Goal
Rewrite the entries below, changing every occurrence of "termproxy" to "vncproxy" and leaving everything else unchanged.

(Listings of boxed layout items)
....................

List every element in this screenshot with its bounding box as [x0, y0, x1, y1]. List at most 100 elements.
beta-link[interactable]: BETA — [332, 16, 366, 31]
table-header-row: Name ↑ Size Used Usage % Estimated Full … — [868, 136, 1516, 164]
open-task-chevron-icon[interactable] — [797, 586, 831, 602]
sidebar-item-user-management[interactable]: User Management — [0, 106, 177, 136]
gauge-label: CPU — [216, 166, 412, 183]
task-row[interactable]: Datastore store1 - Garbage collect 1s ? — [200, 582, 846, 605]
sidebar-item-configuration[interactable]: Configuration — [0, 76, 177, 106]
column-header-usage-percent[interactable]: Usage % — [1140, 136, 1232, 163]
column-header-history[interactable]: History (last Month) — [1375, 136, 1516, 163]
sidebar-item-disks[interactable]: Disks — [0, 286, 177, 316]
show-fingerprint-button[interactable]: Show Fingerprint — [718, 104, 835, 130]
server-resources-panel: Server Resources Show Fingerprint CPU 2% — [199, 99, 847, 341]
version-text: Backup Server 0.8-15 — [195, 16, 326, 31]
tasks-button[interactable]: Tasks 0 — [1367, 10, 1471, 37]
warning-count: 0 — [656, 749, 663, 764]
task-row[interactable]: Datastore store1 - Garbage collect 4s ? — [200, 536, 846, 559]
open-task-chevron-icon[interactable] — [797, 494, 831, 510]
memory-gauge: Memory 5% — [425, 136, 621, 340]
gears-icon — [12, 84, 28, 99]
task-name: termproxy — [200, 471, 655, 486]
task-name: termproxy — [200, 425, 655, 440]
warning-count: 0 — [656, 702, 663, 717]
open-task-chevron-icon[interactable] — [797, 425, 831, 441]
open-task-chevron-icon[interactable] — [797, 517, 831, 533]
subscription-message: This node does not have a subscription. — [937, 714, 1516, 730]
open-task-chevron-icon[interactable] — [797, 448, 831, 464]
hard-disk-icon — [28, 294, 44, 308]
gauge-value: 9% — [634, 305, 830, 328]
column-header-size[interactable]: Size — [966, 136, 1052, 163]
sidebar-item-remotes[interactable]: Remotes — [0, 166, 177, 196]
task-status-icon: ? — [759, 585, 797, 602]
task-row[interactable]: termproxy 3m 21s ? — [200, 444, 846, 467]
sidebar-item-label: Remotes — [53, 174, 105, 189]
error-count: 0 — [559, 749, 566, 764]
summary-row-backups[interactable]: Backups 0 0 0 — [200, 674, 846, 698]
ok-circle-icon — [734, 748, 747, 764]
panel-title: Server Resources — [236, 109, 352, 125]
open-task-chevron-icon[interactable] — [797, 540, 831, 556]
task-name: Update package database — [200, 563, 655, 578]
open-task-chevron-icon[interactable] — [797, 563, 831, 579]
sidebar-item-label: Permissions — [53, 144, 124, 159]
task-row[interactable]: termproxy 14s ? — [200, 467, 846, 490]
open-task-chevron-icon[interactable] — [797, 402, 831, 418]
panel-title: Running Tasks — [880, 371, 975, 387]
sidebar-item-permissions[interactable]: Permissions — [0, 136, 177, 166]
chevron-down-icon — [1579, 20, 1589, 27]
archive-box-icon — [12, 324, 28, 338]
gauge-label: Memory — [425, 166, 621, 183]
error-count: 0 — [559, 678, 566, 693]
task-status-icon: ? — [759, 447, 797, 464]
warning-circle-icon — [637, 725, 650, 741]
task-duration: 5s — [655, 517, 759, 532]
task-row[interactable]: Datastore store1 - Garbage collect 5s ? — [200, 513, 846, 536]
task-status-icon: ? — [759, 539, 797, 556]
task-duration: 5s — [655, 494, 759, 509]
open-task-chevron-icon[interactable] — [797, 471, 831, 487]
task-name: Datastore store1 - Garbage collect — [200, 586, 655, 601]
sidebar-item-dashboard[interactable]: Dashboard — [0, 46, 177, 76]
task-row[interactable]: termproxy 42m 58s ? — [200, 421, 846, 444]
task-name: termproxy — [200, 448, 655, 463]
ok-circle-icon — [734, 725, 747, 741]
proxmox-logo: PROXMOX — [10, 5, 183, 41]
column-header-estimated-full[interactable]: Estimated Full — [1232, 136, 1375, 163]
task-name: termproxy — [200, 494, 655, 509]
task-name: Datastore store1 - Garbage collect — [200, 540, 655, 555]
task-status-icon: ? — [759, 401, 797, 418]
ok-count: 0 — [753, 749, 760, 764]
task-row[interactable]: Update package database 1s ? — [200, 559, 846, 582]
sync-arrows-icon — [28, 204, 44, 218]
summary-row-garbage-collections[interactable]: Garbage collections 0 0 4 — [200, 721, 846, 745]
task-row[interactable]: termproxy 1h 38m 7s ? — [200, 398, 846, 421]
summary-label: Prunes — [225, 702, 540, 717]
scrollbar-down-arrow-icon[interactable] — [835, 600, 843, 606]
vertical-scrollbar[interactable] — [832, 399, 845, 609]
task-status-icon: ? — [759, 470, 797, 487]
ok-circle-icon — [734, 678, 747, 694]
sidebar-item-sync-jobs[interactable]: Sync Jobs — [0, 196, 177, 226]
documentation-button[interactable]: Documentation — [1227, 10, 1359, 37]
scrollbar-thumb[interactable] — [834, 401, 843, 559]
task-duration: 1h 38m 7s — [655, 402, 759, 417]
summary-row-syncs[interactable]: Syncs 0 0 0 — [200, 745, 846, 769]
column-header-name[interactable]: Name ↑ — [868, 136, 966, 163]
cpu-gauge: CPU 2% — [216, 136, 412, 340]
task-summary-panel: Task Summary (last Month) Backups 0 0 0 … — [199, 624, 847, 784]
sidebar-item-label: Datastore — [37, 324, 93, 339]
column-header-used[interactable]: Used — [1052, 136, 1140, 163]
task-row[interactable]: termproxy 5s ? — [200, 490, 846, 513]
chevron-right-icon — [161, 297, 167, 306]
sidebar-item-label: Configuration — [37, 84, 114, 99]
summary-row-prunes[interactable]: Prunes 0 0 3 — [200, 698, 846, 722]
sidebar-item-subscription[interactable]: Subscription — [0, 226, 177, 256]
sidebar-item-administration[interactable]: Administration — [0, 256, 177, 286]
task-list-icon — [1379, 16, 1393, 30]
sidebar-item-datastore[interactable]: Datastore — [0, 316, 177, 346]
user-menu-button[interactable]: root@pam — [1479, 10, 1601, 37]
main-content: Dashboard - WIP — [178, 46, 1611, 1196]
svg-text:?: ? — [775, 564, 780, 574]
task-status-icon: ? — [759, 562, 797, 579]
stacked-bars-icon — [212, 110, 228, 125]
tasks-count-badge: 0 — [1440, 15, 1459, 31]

....................

Output of the task
List every element in this screenshot with its bounding box as [x0, y0, x1, y1]. List at most 100 elements.
beta-link[interactable]: BETA — [332, 16, 366, 31]
table-header-row: Name ↑ Size Used Usage % Estimated Full … — [868, 136, 1516, 164]
open-task-chevron-icon[interactable] — [797, 586, 831, 602]
sidebar-item-user-management[interactable]: User Management — [0, 106, 177, 136]
gauge-label: CPU — [216, 166, 412, 183]
task-row[interactable]: Datastore store1 - Garbage collect 1s ? — [200, 582, 846, 605]
sidebar-item-configuration[interactable]: Configuration — [0, 76, 177, 106]
column-header-usage-percent[interactable]: Usage % — [1140, 136, 1232, 163]
column-header-history[interactable]: History (last Month) — [1375, 136, 1516, 163]
sidebar-item-disks[interactable]: Disks — [0, 286, 177, 316]
show-fingerprint-button[interactable]: Show Fingerprint — [718, 104, 835, 130]
server-resources-panel: Server Resources Show Fingerprint CPU 2% — [199, 99, 847, 341]
version-text: Backup Server 0.8-15 — [195, 16, 326, 31]
tasks-button[interactable]: Tasks 0 — [1367, 10, 1471, 37]
warning-count: 0 — [656, 749, 663, 764]
task-row[interactable]: Datastore store1 - Garbage collect 4s ? — [200, 536, 846, 559]
open-task-chevron-icon[interactable] — [797, 494, 831, 510]
memory-gauge: Memory 5% — [425, 136, 621, 340]
gears-icon — [12, 84, 28, 99]
task-name: vncproxy — [200, 471, 655, 486]
task-name: vncproxy — [200, 425, 655, 440]
warning-count: 0 — [656, 702, 663, 717]
open-task-chevron-icon[interactable] — [797, 425, 831, 441]
open-task-chevron-icon[interactable] — [797, 517, 831, 533]
subscription-message: This node does not have a subscription. — [937, 714, 1516, 730]
open-task-chevron-icon[interactable] — [797, 448, 831, 464]
hard-disk-icon — [28, 294, 44, 308]
gauge-value: 9% — [634, 305, 830, 328]
column-header-size[interactable]: Size — [966, 136, 1052, 163]
sidebar-item-remotes[interactable]: Remotes — [0, 166, 177, 196]
task-status-icon: ? — [759, 585, 797, 602]
task-row[interactable]: vncproxy 3m 21s ? — [200, 444, 846, 467]
sidebar-item-label: Remotes — [53, 174, 105, 189]
error-count: 0 — [559, 749, 566, 764]
summary-row-backups[interactable]: Backups 0 0 0 — [200, 674, 846, 698]
ok-circle-icon — [734, 748, 747, 764]
panel-title: Server Resources — [236, 109, 352, 125]
open-task-chevron-icon[interactable] — [797, 540, 831, 556]
task-name: Update package database — [200, 563, 655, 578]
open-task-chevron-icon[interactable] — [797, 563, 831, 579]
sidebar-item-label: Permissions — [53, 144, 124, 159]
task-row[interactable]: vncproxy 14s ? — [200, 467, 846, 490]
open-task-chevron-icon[interactable] — [797, 402, 831, 418]
panel-title: Running Tasks — [880, 371, 975, 387]
sidebar-item-permissions[interactable]: Permissions — [0, 136, 177, 166]
chevron-down-icon — [1579, 20, 1589, 27]
archive-box-icon — [12, 324, 28, 338]
gauge-label: Memory — [425, 166, 621, 183]
error-count: 0 — [559, 678, 566, 693]
task-status-icon: ? — [759, 447, 797, 464]
warning-circle-icon — [637, 725, 650, 741]
task-duration: 5s — [655, 517, 759, 532]
task-row[interactable]: Datastore store1 - Garbage collect 5s ? — [200, 513, 846, 536]
task-status-icon: ? — [759, 539, 797, 556]
task-duration: 5s — [655, 494, 759, 509]
open-task-chevron-icon[interactable] — [797, 471, 831, 487]
task-name: Datastore store1 - Garbage collect — [200, 586, 655, 601]
sidebar-item-dashboard[interactable]: Dashboard — [0, 46, 177, 76]
task-row[interactable]: vncproxy 42m 58s ? — [200, 421, 846, 444]
task-name: vncproxy — [200, 448, 655, 463]
ok-circle-icon — [734, 725, 747, 741]
proxmox-logo: PROXMOX — [10, 5, 183, 41]
column-header-estimated-full[interactable]: Estimated Full — [1232, 136, 1375, 163]
task-name: vncproxy — [200, 494, 655, 509]
task-name: Datastore store1 - Garbage collect — [200, 540, 655, 555]
task-status-icon: ? — [759, 401, 797, 418]
ok-count: 0 — [753, 749, 760, 764]
task-row[interactable]: Update package database 1s ? — [200, 559, 846, 582]
sync-arrows-icon — [28, 204, 44, 218]
summary-row-garbage-collections[interactable]: Garbage collections 0 0 4 — [200, 721, 846, 745]
task-row[interactable]: vncproxy 1h 38m 7s ? — [200, 398, 846, 421]
summary-label: Prunes — [225, 702, 540, 717]
scrollbar-down-arrow-icon[interactable] — [835, 600, 843, 606]
vertical-scrollbar[interactable] — [832, 399, 845, 609]
task-status-icon: ? — [759, 470, 797, 487]
ok-circle-icon — [734, 678, 747, 694]
sidebar-item-sync-jobs[interactable]: Sync Jobs — [0, 196, 177, 226]
documentation-button[interactable]: Documentation — [1227, 10, 1359, 37]
scrollbar-thumb[interactable] — [834, 401, 843, 559]
task-duration: 1h 38m 7s — [655, 402, 759, 417]
summary-row-syncs[interactable]: Syncs 0 0 0 — [200, 745, 846, 769]
column-header-name[interactable]: Name ↑ — [868, 136, 966, 163]
cpu-gauge: CPU 2% — [216, 136, 412, 340]
task-summary-panel: Task Summary (last Month) Backups 0 0 0 … — [199, 624, 847, 784]
sidebar-item-label: Datastore — [37, 324, 93, 339]
column-header-used[interactable]: Used — [1052, 136, 1140, 163]
task-row[interactable]: vncproxy 5s ? — [200, 490, 846, 513]
chevron-right-icon — [161, 297, 167, 306]
sidebar-item-label: Configuration — [37, 84, 114, 99]
summary-row-prunes[interactable]: Prunes 0 0 3 — [200, 698, 846, 722]
sidebar-item-subscription[interactable]: Subscription — [0, 226, 177, 256]
sidebar-item-administration[interactable]: Administration — [0, 256, 177, 286]
task-list-icon — [1379, 16, 1393, 30]
sidebar-item-datastore[interactable]: Datastore — [0, 316, 177, 346]
user-menu-button[interactable]: root@pam — [1479, 10, 1601, 37]
main-content: Dashboard - WIP — [178, 46, 1611, 1196]
svg-text:?: ? — [775, 564, 780, 574]
task-status-icon: ? — [759, 562, 797, 579]
stacked-bars-icon — [212, 110, 228, 125]
tasks-count-badge: 0 — [1440, 15, 1459, 31]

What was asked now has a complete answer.